▸ **What you will do**: Return the rows verbatim, starting with the first row and going on through the line containing "day-cell[interactable]: 28 <box>574", with both ends included.

───── Listed entries ─────

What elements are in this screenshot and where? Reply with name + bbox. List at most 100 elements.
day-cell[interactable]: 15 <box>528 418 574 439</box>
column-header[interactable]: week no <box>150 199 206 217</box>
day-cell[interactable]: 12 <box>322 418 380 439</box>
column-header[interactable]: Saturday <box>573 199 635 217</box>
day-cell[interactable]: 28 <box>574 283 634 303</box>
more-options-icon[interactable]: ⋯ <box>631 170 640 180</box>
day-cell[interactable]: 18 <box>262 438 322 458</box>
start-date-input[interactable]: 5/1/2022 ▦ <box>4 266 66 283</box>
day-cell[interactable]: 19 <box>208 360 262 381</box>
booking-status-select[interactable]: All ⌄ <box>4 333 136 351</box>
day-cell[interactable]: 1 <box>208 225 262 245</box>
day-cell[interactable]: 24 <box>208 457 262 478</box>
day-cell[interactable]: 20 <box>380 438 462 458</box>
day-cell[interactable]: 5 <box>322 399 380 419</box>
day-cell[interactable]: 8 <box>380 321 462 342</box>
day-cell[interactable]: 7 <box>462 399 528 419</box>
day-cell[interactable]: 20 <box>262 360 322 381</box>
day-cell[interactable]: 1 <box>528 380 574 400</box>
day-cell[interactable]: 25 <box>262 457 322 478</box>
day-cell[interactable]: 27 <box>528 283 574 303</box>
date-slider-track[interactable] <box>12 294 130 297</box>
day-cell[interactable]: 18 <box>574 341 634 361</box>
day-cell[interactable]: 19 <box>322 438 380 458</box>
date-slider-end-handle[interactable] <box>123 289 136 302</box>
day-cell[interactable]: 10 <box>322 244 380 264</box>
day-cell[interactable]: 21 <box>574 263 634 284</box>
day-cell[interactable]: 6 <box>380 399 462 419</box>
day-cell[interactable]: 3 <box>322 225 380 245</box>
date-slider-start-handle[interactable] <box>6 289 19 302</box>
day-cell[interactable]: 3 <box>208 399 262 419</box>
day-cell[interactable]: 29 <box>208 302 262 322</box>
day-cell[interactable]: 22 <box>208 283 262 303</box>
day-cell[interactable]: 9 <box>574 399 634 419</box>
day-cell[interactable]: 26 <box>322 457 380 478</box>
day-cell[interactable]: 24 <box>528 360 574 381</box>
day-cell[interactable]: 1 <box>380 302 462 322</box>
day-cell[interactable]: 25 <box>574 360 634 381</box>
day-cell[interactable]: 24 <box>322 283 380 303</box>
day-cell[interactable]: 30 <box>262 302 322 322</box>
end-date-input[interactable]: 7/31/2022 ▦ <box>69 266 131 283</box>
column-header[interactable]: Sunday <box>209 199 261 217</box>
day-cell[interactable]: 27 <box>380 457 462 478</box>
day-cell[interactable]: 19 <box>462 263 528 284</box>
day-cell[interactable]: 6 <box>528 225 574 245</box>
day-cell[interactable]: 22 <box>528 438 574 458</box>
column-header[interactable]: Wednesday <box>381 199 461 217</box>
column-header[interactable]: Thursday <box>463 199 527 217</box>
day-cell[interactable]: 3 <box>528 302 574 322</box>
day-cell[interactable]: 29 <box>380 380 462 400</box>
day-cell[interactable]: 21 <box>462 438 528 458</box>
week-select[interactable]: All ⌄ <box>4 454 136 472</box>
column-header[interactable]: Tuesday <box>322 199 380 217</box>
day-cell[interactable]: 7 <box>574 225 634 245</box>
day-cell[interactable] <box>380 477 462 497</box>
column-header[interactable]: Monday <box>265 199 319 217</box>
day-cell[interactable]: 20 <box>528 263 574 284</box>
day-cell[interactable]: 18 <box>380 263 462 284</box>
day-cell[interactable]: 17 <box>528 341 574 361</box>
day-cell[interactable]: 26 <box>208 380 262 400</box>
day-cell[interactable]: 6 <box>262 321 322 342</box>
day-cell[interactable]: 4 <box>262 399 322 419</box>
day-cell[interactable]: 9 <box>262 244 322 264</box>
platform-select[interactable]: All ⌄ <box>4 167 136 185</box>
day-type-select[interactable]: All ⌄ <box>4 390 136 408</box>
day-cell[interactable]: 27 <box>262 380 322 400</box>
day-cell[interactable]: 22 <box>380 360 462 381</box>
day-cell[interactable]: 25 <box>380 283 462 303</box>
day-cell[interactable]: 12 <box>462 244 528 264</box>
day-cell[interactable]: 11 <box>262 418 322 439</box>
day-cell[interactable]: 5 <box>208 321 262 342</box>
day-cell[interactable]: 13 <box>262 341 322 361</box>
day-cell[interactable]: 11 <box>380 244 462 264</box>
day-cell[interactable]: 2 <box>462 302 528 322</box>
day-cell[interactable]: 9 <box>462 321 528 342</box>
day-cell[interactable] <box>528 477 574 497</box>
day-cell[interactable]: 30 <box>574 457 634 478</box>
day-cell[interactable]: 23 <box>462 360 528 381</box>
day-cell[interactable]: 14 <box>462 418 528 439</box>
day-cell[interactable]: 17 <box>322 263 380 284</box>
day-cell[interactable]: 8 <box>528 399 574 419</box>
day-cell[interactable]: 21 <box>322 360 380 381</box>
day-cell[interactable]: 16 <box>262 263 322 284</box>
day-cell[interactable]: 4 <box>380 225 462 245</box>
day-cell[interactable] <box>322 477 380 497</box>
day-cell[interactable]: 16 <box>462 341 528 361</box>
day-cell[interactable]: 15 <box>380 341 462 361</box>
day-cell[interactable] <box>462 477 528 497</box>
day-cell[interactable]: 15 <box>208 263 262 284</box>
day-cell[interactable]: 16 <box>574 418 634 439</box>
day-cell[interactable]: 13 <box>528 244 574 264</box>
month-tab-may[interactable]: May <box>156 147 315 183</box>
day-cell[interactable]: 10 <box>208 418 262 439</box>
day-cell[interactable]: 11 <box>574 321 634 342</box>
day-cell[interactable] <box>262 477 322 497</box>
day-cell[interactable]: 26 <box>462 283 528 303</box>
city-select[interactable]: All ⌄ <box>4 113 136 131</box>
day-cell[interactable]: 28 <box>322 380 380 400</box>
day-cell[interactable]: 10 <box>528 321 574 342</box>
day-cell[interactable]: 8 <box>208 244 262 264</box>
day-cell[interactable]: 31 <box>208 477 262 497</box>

─────

▸ **Written response**:
What elements are in this screenshot and where? Reply with name + bbox. List at most 100 elements.
day-cell[interactable]: 15 <box>528 418 574 439</box>
column-header[interactable]: week no <box>150 199 206 217</box>
day-cell[interactable]: 12 <box>322 418 380 439</box>
column-header[interactable]: Saturday <box>573 199 635 217</box>
day-cell[interactable]: 28 <box>574 283 634 303</box>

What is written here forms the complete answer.